[DATASET EXCERPTS]
....
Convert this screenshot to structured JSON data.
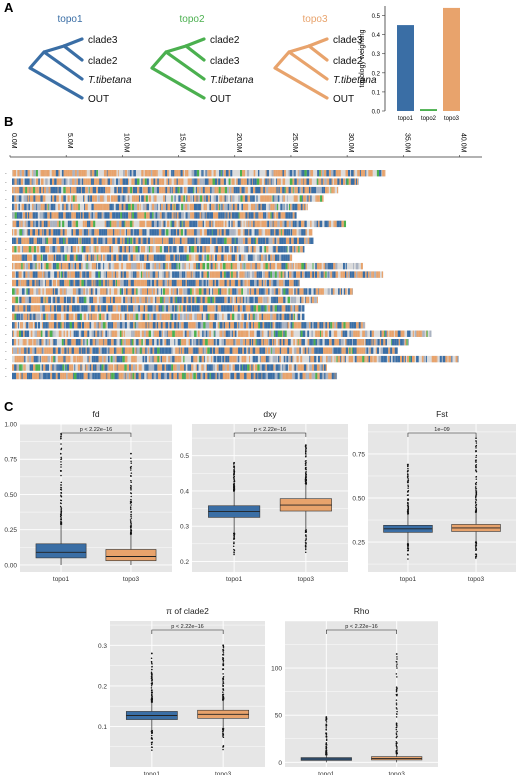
{
  "colors": {
    "topo1": "#3a6ea5",
    "topo2": "#4bb04f",
    "topo3": "#e8a36c",
    "panel_bg": "#e6e6e6",
    "grid": "#ffffff",
    "missing": "#dcdcdc"
  },
  "panel_a": {
    "letter": "A",
    "trees": [
      {
        "title": "topo1",
        "tips": [
          "clade3",
          "clade2",
          "T.tibetana",
          "OUT"
        ]
      },
      {
        "title": "topo2",
        "tips": [
          "clade2",
          "clade3",
          "T.tibetana",
          "OUT"
        ]
      },
      {
        "title": "topo3",
        "tips": [
          "clade3",
          "clade2",
          "T.tibetana",
          "OUT"
        ]
      }
    ],
    "weighting_chart": {
      "type": "bar",
      "ylabel": "topology weighting",
      "categories": [
        "topo1",
        "topo2",
        "topo3"
      ],
      "values": [
        0.45,
        0.01,
        0.54
      ],
      "ylim": [
        0,
        0.55
      ],
      "yticks": [
        "0.0",
        "0.1",
        "0.2",
        "0.3",
        "0.4",
        "0.5"
      ]
    }
  },
  "panel_b": {
    "letter": "B",
    "axis_ticks": [
      "0.0M",
      "5.0M",
      "10.0M",
      "15.0M",
      "20.0M",
      "25.0M",
      "30.0M",
      "35.0M",
      "40.0M"
    ],
    "axis_max_mb": 42,
    "chromosome_lengths_mb": [
      33.4,
      31.0,
      29.2,
      27.9,
      26.5,
      25.5,
      29.9,
      26.9,
      27.0,
      26.2,
      25.1,
      31.4,
      33.2,
      25.8,
      30.5,
      27.4,
      26.2,
      26.2,
      31.6,
      37.5,
      35.5,
      34.5,
      39.9,
      28.2,
      29.1
    ]
  },
  "chart_data": [
    {
      "type": "box",
      "title": "fd",
      "categories": [
        "topo1",
        "topo3"
      ],
      "ylim": [
        -0.05,
        1.0
      ],
      "yticks": [
        "0.00",
        "0.25",
        "0.50",
        "0.75",
        "1.00"
      ],
      "boxes": [
        {
          "q1": 0.05,
          "median": 0.09,
          "q3": 0.15,
          "whisker_low": 0.0,
          "whisker_high": 0.29
        },
        {
          "q1": 0.03,
          "median": 0.06,
          "q3": 0.11,
          "whisker_low": 0.0,
          "whisker_high": 0.22
        }
      ],
      "outlier_max": [
        0.93,
        0.79
      ],
      "pvalue": "p < 2.22e−16"
    },
    {
      "type": "box",
      "title": "dxy",
      "categories": [
        "topo1",
        "topo3"
      ],
      "ylim": [
        0.17,
        0.59
      ],
      "yticks": [
        "0.2",
        "0.3",
        "0.4",
        "0.5"
      ],
      "boxes": [
        {
          "q1": 0.325,
          "median": 0.342,
          "q3": 0.358,
          "whisker_low": 0.28,
          "whisker_high": 0.4
        },
        {
          "q1": 0.343,
          "median": 0.36,
          "q3": 0.378,
          "whisker_low": 0.29,
          "whisker_high": 0.42
        }
      ],
      "outlier_max": [
        0.48,
        0.53
      ],
      "pvalue": "p < 2.22e−16"
    },
    {
      "type": "box",
      "title": "Fst",
      "categories": [
        "topo1",
        "topo3"
      ],
      "ylim": [
        0.08,
        0.92
      ],
      "yticks": [
        "0.25",
        "0.50",
        "0.75"
      ],
      "boxes": [
        {
          "q1": 0.305,
          "median": 0.325,
          "q3": 0.345,
          "whisker_low": 0.24,
          "whisker_high": 0.41
        },
        {
          "q1": 0.31,
          "median": 0.33,
          "q3": 0.35,
          "whisker_low": 0.25,
          "whisker_high": 0.42
        }
      ],
      "outlier_max": [
        0.69,
        0.84
      ],
      "pvalue": "1e−09"
    },
    {
      "type": "box",
      "title": "π of clade2",
      "categories": [
        "topo1",
        "topo3"
      ],
      "ylim": [
        0.0,
        0.36
      ],
      "yticks": [
        "0.1",
        "0.2",
        "0.3"
      ],
      "boxes": [
        {
          "q1": 0.117,
          "median": 0.127,
          "q3": 0.137,
          "whisker_low": 0.09,
          "whisker_high": 0.16
        },
        {
          "q1": 0.12,
          "median": 0.13,
          "q3": 0.14,
          "whisker_low": 0.095,
          "whisker_high": 0.165
        }
      ],
      "outlier_max": [
        0.28,
        0.3
      ],
      "pvalue": "p < 2.22e−16"
    },
    {
      "type": "box",
      "title": "Rho",
      "categories": [
        "topo1",
        "topo3"
      ],
      "ylim": [
        -5,
        150
      ],
      "yticks": [
        "0",
        "50",
        "100"
      ],
      "boxes": [
        {
          "q1": 2,
          "median": 3.5,
          "q3": 5,
          "whisker_low": 0,
          "whisker_high": 8
        },
        {
          "q1": 2.5,
          "median": 4,
          "q3": 6,
          "whisker_low": 0,
          "whisker_high": 9
        }
      ],
      "outlier_max": [
        48,
        115
      ],
      "pvalue": "p < 2.22e−16"
    }
  ],
  "panel_c": {
    "letter": "C"
  }
}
....
[GOAL OF THE EXERCISE]
Transcribe every record above exactly as written, leaving out any pictures.

[SOLUTION]
Convert this screenshot to structured JSON data.
{
  "colors": {
    "topo1": "#3a6ea5",
    "topo2": "#4bb04f",
    "topo3": "#e8a36c",
    "panel_bg": "#e6e6e6",
    "grid": "#ffffff",
    "missing": "#dcdcdc"
  },
  "panel_a": {
    "letter": "A",
    "trees": [
      {
        "title": "topo1",
        "tips": [
          "clade3",
          "clade2",
          "T.tibetana",
          "OUT"
        ]
      },
      {
        "title": "topo2",
        "tips": [
          "clade2",
          "clade3",
          "T.tibetana",
          "OUT"
        ]
      },
      {
        "title": "topo3",
        "tips": [
          "clade3",
          "clade2",
          "T.tibetana",
          "OUT"
        ]
      }
    ],
    "weighting_chart": {
      "type": "bar",
      "ylabel": "topology weighting",
      "categories": [
        "topo1",
        "topo2",
        "topo3"
      ],
      "values": [
        0.45,
        0.01,
        0.54
      ],
      "ylim": [
        0,
        0.55
      ],
      "yticks": [
        "0.0",
        "0.1",
        "0.2",
        "0.3",
        "0.4",
        "0.5"
      ]
    }
  },
  "panel_b": {
    "letter": "B",
    "axis_ticks": [
      "0.0M",
      "5.0M",
      "10.0M",
      "15.0M",
      "20.0M",
      "25.0M",
      "30.0M",
      "35.0M",
      "40.0M"
    ],
    "axis_max_mb": 42,
    "chromosome_lengths_mb": [
      33.4,
      31.0,
      29.2,
      27.9,
      26.5,
      25.5,
      29.9,
      26.9,
      27.0,
      26.2,
      25.1,
      31.4,
      33.2,
      25.8,
      30.5,
      27.4,
      26.2,
      26.2,
      31.6,
      37.5,
      35.5,
      34.5,
      39.9,
      28.2,
      29.1
    ]
  },
  "chart_data": [
    {
      "type": "box",
      "title": "fd",
      "categories": [
        "topo1",
        "topo3"
      ],
      "ylim": [
        -0.05,
        1.0
      ],
      "yticks": [
        "0.00",
        "0.25",
        "0.50",
        "0.75",
        "1.00"
      ],
      "boxes": [
        {
          "q1": 0.05,
          "median": 0.09,
          "q3": 0.15,
          "whisker_low": 0.0,
          "whisker_high": 0.29
        },
        {
          "q1": 0.03,
          "median": 0.06,
          "q3": 0.11,
          "whisker_low": 0.0,
          "whisker_high": 0.22
        }
      ],
      "outlier_max": [
        0.93,
        0.79
      ],
      "pvalue": "p < 2.22e−16"
    },
    {
      "type": "box",
      "title": "dxy",
      "categories": [
        "topo1",
        "topo3"
      ],
      "ylim": [
        0.17,
        0.59
      ],
      "yticks": [
        "0.2",
        "0.3",
        "0.4",
        "0.5"
      ],
      "boxes": [
        {
          "q1": 0.325,
          "median": 0.342,
          "q3": 0.358,
          "whisker_low": 0.28,
          "whisker_high": 0.4
        },
        {
          "q1": 0.343,
          "median": 0.36,
          "q3": 0.378,
          "whisker_low": 0.29,
          "whisker_high": 0.42
        }
      ],
      "outlier_max": [
        0.48,
        0.53
      ],
      "pvalue": "p < 2.22e−16"
    },
    {
      "type": "box",
      "title": "Fst",
      "categories": [
        "topo1",
        "topo3"
      ],
      "ylim": [
        0.08,
        0.92
      ],
      "yticks": [
        "0.25",
        "0.50",
        "0.75"
      ],
      "boxes": [
        {
          "q1": 0.305,
          "median": 0.325,
          "q3": 0.345,
          "whisker_low": 0.24,
          "whisker_high": 0.41
        },
        {
          "q1": 0.31,
          "median": 0.33,
          "q3": 0.35,
          "whisker_low": 0.25,
          "whisker_high": 0.42
        }
      ],
      "outlier_max": [
        0.69,
        0.84
      ],
      "pvalue": "1e−09"
    },
    {
      "type": "box",
      "title": "π of clade2",
      "categories": [
        "topo1",
        "topo3"
      ],
      "ylim": [
        0.0,
        0.36
      ],
      "yticks": [
        "0.1",
        "0.2",
        "0.3"
      ],
      "boxes": [
        {
          "q1": 0.117,
          "median": 0.127,
          "q3": 0.137,
          "whisker_low": 0.09,
          "whisker_high": 0.16
        },
        {
          "q1": 0.12,
          "median": 0.13,
          "q3": 0.14,
          "whisker_low": 0.095,
          "whisker_high": 0.165
        }
      ],
      "outlier_max": [
        0.28,
        0.3
      ],
      "pvalue": "p < 2.22e−16"
    },
    {
      "type": "box",
      "title": "Rho",
      "categories": [
        "topo1",
        "topo3"
      ],
      "ylim": [
        -5,
        150
      ],
      "yticks": [
        "0",
        "50",
        "100"
      ],
      "boxes": [
        {
          "q1": 2,
          "median": 3.5,
          "q3": 5,
          "whisker_low": 0,
          "whisker_high": 8
        },
        {
          "q1": 2.5,
          "median": 4,
          "q3": 6,
          "whisker_low": 0,
          "whisker_high": 9
        }
      ],
      "outlier_max": [
        48,
        115
      ],
      "pvalue": "p < 2.22e−16"
    }
  ],
  "panel_c": {
    "letter": "C"
  }
}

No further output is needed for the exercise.